# Given problem:
Transcribe all of the records precisely as they are presented.

# Entries shown:
┏━━
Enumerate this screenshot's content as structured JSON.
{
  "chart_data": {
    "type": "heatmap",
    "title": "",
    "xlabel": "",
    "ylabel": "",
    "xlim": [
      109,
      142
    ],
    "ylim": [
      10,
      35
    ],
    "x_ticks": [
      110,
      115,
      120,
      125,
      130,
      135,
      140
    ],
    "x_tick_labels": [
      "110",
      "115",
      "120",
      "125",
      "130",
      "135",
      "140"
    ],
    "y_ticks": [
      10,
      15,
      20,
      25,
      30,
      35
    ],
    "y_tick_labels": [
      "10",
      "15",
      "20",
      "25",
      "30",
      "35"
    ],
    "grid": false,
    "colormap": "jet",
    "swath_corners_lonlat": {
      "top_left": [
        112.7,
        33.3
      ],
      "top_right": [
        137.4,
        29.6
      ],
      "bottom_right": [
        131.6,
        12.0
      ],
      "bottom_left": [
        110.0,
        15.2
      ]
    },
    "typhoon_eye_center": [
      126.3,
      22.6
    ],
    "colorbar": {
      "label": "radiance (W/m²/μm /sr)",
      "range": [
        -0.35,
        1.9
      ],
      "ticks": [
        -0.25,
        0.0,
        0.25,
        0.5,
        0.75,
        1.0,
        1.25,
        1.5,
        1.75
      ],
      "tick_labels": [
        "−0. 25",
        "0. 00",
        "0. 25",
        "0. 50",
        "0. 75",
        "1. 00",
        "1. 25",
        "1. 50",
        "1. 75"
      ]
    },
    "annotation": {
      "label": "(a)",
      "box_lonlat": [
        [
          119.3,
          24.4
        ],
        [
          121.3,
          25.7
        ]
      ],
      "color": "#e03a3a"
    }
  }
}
┗━━
# Solution to this task:
Enumerate this screenshot's content as structured JSON.
{
  "chart_data": {
    "type": "heatmap",
    "title": "",
    "xlabel": "",
    "ylabel": "",
    "xlim": [
      109,
      142
    ],
    "ylim": [
      10,
      35
    ],
    "x_ticks": [
      110,
      115,
      120,
      125,
      130,
      135,
      140
    ],
    "x_tick_labels": [
      "110",
      "115",
      "120",
      "125",
      "130",
      "135",
      "140"
    ],
    "y_ticks": [
      10,
      15,
      20,
      25,
      30,
      35
    ],
    "y_tick_labels": [
      "10",
      "15",
      "20",
      "25",
      "30",
      "35"
    ],
    "grid": false,
    "colormap": "jet",
    "swath_corners_lonlat": {
      "top_left": [
        112.7,
        33.3
      ],
      "top_right": [
        137.4,
        29.6
      ],
      "bottom_right": [
        131.6,
        12.0
      ],
      "bottom_left": [
        110.0,
        15.2
      ]
    },
    "typhoon_eye_center": [
      126.3,
      22.6
    ],
    "colorbar": {
      "label": "radiance (W/m²/μm /sr)",
      "range": [
        -0.35,
        1.9
      ],
      "ticks": [
        -0.25,
        0.0,
        0.25,
        0.5,
        0.75,
        1.0,
        1.25,
        1.5,
        1.75
      ],
      "tick_labels": [
        "−0. 25",
        "0. 00",
        "0. 25",
        "0. 50",
        "0. 75",
        "1. 00",
        "1. 25",
        "1. 50",
        "1. 75"
      ]
    },
    "annotation": {
      "label": "(a)",
      "box_lonlat": [
        [
          119.3,
          24.4
        ],
        [
          121.3,
          25.7
        ]
      ],
      "color": "#e03a3a"
    }
  }
}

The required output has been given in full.